### To be done
Verbatim output of all the material below is required.

(Source data)
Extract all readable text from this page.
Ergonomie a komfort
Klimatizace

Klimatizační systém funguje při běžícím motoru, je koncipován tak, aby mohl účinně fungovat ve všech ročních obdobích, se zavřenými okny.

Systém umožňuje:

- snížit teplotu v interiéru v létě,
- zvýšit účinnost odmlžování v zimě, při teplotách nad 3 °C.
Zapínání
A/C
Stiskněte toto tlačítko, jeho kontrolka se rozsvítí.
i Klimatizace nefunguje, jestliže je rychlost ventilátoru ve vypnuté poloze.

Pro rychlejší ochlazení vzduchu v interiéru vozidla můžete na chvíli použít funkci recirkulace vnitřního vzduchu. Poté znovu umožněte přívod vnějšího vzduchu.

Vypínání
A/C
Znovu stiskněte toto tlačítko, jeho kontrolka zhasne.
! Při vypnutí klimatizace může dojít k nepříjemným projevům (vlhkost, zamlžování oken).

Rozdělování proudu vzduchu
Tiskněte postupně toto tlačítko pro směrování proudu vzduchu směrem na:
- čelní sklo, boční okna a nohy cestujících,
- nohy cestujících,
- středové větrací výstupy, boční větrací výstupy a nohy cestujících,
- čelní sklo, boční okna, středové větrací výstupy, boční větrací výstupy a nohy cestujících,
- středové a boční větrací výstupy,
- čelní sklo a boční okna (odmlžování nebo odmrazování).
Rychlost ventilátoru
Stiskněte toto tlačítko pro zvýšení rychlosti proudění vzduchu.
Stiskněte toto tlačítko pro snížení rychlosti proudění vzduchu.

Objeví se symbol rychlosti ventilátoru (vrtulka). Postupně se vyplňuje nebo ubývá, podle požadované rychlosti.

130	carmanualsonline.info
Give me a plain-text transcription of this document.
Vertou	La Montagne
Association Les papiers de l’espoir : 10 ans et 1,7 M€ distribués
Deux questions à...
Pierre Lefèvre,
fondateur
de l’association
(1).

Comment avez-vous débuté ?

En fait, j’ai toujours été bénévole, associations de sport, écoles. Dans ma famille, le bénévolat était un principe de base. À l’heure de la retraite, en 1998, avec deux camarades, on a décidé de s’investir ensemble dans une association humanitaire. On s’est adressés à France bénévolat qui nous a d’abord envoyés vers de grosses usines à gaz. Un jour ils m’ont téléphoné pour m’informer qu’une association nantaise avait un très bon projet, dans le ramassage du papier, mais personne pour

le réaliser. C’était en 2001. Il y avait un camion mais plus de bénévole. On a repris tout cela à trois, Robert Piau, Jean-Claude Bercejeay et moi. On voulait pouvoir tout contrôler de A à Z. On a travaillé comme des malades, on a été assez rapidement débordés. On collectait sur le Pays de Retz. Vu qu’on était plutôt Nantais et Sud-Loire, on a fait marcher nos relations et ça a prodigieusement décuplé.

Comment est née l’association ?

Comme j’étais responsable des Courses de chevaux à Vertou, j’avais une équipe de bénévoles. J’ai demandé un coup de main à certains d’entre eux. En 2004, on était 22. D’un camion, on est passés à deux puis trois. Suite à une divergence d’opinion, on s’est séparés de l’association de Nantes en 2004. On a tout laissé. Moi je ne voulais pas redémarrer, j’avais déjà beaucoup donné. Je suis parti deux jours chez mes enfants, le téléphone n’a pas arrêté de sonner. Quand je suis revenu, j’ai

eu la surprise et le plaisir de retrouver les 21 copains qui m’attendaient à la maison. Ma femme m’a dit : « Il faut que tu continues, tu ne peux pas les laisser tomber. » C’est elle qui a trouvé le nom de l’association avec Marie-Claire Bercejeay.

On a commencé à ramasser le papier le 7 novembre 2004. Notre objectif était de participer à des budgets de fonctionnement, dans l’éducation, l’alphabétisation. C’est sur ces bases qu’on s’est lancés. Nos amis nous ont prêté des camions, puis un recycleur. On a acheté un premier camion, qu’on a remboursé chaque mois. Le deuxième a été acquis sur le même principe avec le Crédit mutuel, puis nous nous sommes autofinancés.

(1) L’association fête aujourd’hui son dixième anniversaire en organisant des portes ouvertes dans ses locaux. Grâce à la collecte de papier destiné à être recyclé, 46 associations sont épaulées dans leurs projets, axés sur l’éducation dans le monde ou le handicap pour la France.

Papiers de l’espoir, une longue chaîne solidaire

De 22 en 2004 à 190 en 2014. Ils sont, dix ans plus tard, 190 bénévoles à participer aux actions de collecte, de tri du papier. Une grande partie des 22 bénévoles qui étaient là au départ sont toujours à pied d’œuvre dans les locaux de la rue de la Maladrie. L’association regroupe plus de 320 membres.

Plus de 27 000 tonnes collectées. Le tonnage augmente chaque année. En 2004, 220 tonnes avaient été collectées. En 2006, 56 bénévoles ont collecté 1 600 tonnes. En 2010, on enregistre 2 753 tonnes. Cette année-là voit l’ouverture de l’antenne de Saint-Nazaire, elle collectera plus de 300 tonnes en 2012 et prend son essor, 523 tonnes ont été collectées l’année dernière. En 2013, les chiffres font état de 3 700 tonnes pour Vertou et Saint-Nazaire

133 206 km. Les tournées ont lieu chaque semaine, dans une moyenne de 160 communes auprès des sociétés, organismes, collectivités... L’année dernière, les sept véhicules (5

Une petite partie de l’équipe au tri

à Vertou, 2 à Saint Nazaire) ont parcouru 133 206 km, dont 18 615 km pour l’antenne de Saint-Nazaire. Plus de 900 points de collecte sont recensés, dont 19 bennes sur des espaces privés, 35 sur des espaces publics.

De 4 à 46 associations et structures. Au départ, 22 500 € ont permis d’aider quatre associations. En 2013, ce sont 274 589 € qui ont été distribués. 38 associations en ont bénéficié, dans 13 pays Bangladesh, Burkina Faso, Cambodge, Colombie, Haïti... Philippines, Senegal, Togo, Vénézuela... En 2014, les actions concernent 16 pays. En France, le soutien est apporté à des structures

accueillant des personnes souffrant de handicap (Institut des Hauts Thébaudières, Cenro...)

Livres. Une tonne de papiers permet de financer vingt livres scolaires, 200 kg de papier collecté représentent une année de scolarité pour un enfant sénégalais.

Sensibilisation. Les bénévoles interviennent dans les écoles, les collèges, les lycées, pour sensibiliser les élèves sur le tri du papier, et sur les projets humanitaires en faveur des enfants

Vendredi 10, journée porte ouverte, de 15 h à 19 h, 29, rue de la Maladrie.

### The answer
Extract all readable text from this page.
Ergonomie a komfort
Klimatizace

Klimatizační systém funguje při běžícím motoru, je koncipován tak, aby mohl účinně fungovat ve všech ročních obdobích, se zavřenými okny.

Systém umožňuje:

- snížit teplotu v interiéru v létě,
- zvýšit účinnost odmlžování v zimě, při teplotách nad 3 °C.
Zapínání
A/C
Stiskněte toto tlačítko, jeho kontrolka se rozsvítí.
i Klimatizace nefunguje, jestliže je rychlost ventilátoru ve vypnuté poloze.

Pro rychlejší ochlazení vzduchu v interiéru vozidla můžete na chvíli použít funkci recirkulace vnitřního vzduchu. Poté znovu umožněte přívod vnějšího vzduchu.

Vypínání
A/C
Znovu stiskněte toto tlačítko, jeho kontrolka zhasne.
! Při vypnutí klimatizace může dojít k nepříjemným projevům (vlhkost, zamlžování oken).

Rozdělování proudu vzduchu
Tiskněte postupně toto tlačítko pro směrování proudu vzduchu směrem na:
- čelní sklo, boční okna a nohy cestujících,
- nohy cestujících,
- středové větrací výstupy, boční větrací výstupy a nohy cestujících,
- čelní sklo, boční okna, středové větrací výstupy, boční větrací výstupy a nohy cestujících,
- středové a boční větrací výstupy,
- čelní sklo a boční okna (odmlžování nebo odmrazování).
Rychlost ventilátoru
Stiskněte toto tlačítko pro zvýšení rychlosti proudění vzduchu.
Stiskněte toto tlačítko pro snížení rychlosti proudění vzduchu.

Objeví se symbol rychlosti ventilátoru (vrtulka). Postupně se vyplňuje nebo ubývá, podle požadované rychlosti.

130	carmanualsonline.info
Give me a plain-text transcription of this document.
Vertou	La Montagne
Association Les papiers de l’espoir : 10 ans et 1,7 M€ distribués
Deux questions à...
Pierre Lefèvre,
fondateur
de l’association
(1).

Comment avez-vous débuté ?

En fait, j’ai toujours été bénévole, associations de sport, écoles. Dans ma famille, le bénévolat était un principe de base. À l’heure de la retraite, en 1998, avec deux camarades, on a décidé de s’investir ensemble dans une association humanitaire. On s’est adressés à France bénévolat qui nous a d’abord envoyés vers de grosses usines à gaz. Un jour ils m’ont téléphoné pour m’informer qu’une association nantaise avait un très bon projet, dans le ramassage du papier, mais personne pour

le réaliser. C’était en 2001. Il y avait un camion mais plus de bénévole. On a repris tout cela à trois, Robert Piau, Jean-Claude Bercejeay et moi. On voulait pouvoir tout contrôler de A à Z. On a travaillé comme des malades, on a été assez rapidement débordés. On collectait sur le Pays de Retz. Vu qu’on était plutôt Nantais et Sud-Loire, on a fait marcher nos relations et ça a prodigieusement décuplé.

Comment est née l’association ?

Comme j’étais responsable des Courses de chevaux à Vertou, j’avais une équipe de bénévoles. J’ai demandé un coup de main à certains d’entre eux. En 2004, on était 22. D’un camion, on est passés à deux puis trois. Suite à une divergence d’opinion, on s’est séparés de l’association de Nantes en 2004. On a tout laissé. Moi je ne voulais pas redémarrer, j’avais déjà beaucoup donné. Je suis parti deux jours chez mes enfants, le téléphone n’a pas arrêté de sonner. Quand je suis revenu, j’ai

eu la surprise et le plaisir de retrouver les 21 copains qui m’attendaient à la maison. Ma femme m’a dit : « Il faut que tu continues, tu ne peux pas les laisser tomber. » C’est elle qui a trouvé le nom de l’association avec Marie-Claire Bercejeay.

On a commencé à ramasser le papier le 7 novembre 2004. Notre objectif était de participer à des budgets de fonctionnement, dans l’éducation, l’alphabétisation. C’est sur ces bases qu’on s’est lancés. Nos amis nous ont prêté des camions, puis un recycleur. On a acheté un premier camion, qu’on a remboursé chaque mois. Le deuxième a été acquis sur le même principe avec le Crédit mutuel, puis nous nous sommes autofinancés.

(1) L’association fête aujourd’hui son dixième anniversaire en organisant des portes ouvertes dans ses locaux. Grâce à la collecte de papier destiné à être recyclé, 46 associations sont épaulées dans leurs projets, axés sur l’éducation dans le monde ou le handicap pour la France.

Papiers de l’espoir, une longue chaîne solidaire

De 22 en 2004 à 190 en 2014. Ils sont, dix ans plus tard, 190 bénévoles à participer aux actions de collecte, de tri du papier. Une grande partie des 22 bénévoles qui étaient là au départ sont toujours à pied d’œuvre dans les locaux de la rue de la Maladrie. L’association regroupe plus de 320 membres.

Plus de 27 000 tonnes collectées. Le tonnage augmente chaque année. En 2004, 220 tonnes avaient été collectées. En 2006, 56 bénévoles ont collecté 1 600 tonnes. En 2010, on enregistre 2 753 tonnes. Cette année-là voit l’ouverture de l’antenne de Saint-Nazaire, elle collectera plus de 300 tonnes en 2012 et prend son essor, 523 tonnes ont été collectées l’année dernière. En 2013, les chiffres font état de 3 700 tonnes pour Vertou et Saint-Nazaire

133 206 km. Les tournées ont lieu chaque semaine, dans une moyenne de 160 communes auprès des sociétés, organismes, collectivités... L’année dernière, les sept véhicules (5

Une petite partie de l’équipe au tri

à Vertou, 2 à Saint Nazaire) ont parcouru 133 206 km, dont 18 615 km pour l’antenne de Saint-Nazaire. Plus de 900 points de collecte sont recensés, dont 19 bennes sur des espaces privés, 35 sur des espaces publics.

De 4 à 46 associations et structures. Au départ, 22 500 € ont permis d’aider quatre associations. En 2013, ce sont 274 589 € qui ont été distribués. 38 associations en ont bénéficié, dans 13 pays Bangladesh, Burkina Faso, Cambodge, Colombie, Haïti... Philippines, Senegal, Togo, Vénézuela... En 2014, les actions concernent 16 pays. En France, le soutien est apporté à des structures

accueillant des personnes souffrant de handicap (Institut des Hauts Thébaudières, Cenro...)

Livres. Une tonne de papiers permet de financer vingt livres scolaires, 200 kg de papier collecté représentent une année de scolarité pour un enfant sénégalais.

Sensibilisation. Les bénévoles interviennent dans les écoles, les collèges, les lycées, pour sensibiliser les élèves sur le tri du papier, et sur les projets humanitaires en faveur des enfants

Vendredi 10, journée porte ouverte, de 15 h à 19 h, 29, rue de la Maladrie.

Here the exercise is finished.